Scan the records below for the word "name" and give only the number of lines that hold it.
<<<<
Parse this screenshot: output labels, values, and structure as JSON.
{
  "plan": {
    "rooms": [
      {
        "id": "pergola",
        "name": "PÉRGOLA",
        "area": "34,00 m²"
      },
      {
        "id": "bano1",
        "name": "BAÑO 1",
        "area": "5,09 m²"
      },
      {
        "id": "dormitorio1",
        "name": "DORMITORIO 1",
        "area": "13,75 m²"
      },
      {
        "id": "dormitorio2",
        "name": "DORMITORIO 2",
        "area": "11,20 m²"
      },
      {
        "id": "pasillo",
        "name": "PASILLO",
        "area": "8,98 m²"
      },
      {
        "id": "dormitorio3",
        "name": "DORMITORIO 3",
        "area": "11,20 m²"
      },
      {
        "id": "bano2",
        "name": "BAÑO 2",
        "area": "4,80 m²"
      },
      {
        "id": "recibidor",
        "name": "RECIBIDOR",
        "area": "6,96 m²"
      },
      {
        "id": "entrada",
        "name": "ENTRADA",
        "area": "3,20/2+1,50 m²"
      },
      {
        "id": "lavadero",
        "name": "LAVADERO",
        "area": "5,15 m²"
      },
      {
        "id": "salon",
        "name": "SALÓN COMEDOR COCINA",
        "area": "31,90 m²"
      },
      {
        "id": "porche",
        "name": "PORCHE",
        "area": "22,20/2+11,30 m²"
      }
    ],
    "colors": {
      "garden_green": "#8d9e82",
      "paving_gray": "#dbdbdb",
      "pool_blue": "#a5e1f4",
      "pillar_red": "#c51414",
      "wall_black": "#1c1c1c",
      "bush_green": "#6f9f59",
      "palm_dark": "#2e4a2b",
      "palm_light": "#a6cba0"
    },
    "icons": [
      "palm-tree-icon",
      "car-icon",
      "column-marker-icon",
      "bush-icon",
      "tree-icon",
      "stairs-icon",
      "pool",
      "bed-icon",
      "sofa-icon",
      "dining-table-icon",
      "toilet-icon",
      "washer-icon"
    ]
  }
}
>>>>
<<<<
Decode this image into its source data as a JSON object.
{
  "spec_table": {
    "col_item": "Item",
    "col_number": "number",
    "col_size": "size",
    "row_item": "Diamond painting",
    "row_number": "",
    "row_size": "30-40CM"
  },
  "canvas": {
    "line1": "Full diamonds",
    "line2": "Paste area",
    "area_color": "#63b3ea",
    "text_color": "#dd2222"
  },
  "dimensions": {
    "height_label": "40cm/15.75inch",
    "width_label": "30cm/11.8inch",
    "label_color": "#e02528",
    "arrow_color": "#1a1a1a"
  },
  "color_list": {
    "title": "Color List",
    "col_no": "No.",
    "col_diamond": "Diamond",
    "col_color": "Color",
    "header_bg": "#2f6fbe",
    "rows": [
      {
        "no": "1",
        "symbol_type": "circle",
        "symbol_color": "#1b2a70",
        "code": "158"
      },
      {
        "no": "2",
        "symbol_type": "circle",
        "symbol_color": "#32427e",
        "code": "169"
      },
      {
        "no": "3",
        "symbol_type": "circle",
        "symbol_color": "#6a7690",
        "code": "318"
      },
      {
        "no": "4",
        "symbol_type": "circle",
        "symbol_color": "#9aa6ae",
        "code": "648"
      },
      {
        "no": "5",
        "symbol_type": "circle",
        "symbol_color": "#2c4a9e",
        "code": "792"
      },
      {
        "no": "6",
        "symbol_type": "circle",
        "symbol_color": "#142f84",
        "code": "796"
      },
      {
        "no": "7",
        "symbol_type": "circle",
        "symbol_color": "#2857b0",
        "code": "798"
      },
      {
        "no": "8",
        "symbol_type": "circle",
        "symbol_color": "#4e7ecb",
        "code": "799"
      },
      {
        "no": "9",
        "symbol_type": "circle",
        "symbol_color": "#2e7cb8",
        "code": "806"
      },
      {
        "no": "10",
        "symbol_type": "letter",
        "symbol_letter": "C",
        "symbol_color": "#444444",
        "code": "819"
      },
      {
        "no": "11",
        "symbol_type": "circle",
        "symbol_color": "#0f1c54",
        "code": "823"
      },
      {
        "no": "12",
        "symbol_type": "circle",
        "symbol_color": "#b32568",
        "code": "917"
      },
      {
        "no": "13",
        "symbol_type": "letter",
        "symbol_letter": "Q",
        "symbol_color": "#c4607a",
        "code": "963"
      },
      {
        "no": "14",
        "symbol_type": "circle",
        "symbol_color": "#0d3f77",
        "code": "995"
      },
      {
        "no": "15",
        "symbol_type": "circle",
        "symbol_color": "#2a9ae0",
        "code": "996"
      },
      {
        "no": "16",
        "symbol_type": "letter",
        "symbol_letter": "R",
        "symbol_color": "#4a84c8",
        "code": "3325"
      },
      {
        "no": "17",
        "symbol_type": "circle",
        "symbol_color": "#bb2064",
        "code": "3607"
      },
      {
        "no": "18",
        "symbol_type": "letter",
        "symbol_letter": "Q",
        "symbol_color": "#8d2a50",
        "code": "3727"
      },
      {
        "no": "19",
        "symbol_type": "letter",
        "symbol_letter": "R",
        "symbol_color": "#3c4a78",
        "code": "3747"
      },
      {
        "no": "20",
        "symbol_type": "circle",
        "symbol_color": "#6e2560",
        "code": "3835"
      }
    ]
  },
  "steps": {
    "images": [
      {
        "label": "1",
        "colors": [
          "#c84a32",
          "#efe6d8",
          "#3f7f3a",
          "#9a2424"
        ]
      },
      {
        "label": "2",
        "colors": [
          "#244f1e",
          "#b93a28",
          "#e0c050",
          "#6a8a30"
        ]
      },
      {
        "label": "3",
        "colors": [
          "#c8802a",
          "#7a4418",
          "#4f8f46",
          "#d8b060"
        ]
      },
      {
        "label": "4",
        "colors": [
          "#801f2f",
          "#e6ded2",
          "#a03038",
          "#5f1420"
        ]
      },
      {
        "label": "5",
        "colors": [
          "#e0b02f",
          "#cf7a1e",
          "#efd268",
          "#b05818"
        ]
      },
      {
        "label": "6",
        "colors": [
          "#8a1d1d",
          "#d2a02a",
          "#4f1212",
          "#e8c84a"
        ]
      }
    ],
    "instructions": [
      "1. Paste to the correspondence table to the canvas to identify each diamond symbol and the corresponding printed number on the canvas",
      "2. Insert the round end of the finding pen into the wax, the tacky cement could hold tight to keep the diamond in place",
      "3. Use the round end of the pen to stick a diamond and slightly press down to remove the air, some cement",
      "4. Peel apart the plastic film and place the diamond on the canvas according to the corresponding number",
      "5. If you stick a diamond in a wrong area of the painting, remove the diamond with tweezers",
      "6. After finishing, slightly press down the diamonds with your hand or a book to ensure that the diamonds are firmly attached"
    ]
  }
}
>>>>
Correct answer - 12